___ INFORMATION PROVIDED ___

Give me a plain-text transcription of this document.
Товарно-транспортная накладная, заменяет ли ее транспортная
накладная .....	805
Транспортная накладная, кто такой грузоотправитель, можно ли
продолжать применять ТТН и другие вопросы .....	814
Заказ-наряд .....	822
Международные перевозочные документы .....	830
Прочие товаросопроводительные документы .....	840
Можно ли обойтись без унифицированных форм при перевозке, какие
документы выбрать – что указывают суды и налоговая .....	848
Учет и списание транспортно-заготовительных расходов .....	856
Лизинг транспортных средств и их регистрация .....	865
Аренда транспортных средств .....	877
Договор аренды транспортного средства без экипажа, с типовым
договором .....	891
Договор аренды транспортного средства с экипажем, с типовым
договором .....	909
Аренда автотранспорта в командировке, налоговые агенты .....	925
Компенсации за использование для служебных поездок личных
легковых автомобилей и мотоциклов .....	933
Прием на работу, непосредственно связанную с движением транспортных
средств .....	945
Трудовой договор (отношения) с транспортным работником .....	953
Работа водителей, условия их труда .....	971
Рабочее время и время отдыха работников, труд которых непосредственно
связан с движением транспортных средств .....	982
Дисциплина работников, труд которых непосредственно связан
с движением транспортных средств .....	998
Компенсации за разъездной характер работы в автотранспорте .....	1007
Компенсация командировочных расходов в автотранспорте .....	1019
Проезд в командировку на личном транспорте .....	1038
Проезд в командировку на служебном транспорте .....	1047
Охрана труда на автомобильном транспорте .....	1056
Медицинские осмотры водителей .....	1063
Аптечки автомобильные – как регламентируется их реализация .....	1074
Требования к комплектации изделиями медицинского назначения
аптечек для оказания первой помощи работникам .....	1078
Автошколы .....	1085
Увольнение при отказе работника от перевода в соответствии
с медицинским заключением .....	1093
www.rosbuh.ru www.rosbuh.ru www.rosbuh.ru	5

___

▶ JOB
Write the listing out again, exactly as shown above.

▶ FINISHED TASK
Give me a plain-text transcription of this document.
Товарно-транспортная накладная, заменяет ли ее транспортная
накладная .....	805
Транспортная накладная, кто такой грузоотправитель, можно ли
продолжать применять ТТН и другие вопросы .....	814
Заказ-наряд .....	822
Международные перевозочные документы .....	830
Прочие товаросопроводительные документы .....	840
Можно ли обойтись без унифицированных форм при перевозке, какие
документы выбрать – что указывают суды и налоговая .....	848
Учет и списание транспортно-заготовительных расходов .....	856
Лизинг транспортных средств и их регистрация .....	865
Аренда транспортных средств .....	877
Договор аренды транспортного средства без экипажа, с типовым
договором .....	891
Договор аренды транспортного средства с экипажем, с типовым
договором .....	909
Аренда автотранспорта в командировке, налоговые агенты .....	925
Компенсации за использование для служебных поездок личных
легковых автомобилей и мотоциклов .....	933
Прием на работу, непосредственно связанную с движением транспортных
средств .....	945
Трудовой договор (отношения) с транспортным работником .....	953
Работа водителей, условия их труда .....	971
Рабочее время и время отдыха работников, труд которых непосредственно
связан с движением транспортных средств .....	982
Дисциплина работников, труд которых непосредственно связан
с движением транспортных средств .....	998
Компенсации за разъездной характер работы в автотранспорте .....	1007
Компенсация командировочных расходов в автотранспорте .....	1019
Проезд в командировку на личном транспорте .....	1038
Проезд в командировку на служебном транспорте .....	1047
Охрана труда на автомобильном транспорте .....	1056
Медицинские осмотры водителей .....	1063
Аптечки автомобильные – как регламентируется их реализация .....	1074
Требования к комплектации изделиями медицинского назначения
аптечек для оказания первой помощи работникам .....	1078
Автошколы .....	1085
Увольнение при отказе работника от перевода в соответствии
с медицинским заключением .....	1093
www.rosbuh.ru www.rosbuh.ru www.rosbuh.ru	5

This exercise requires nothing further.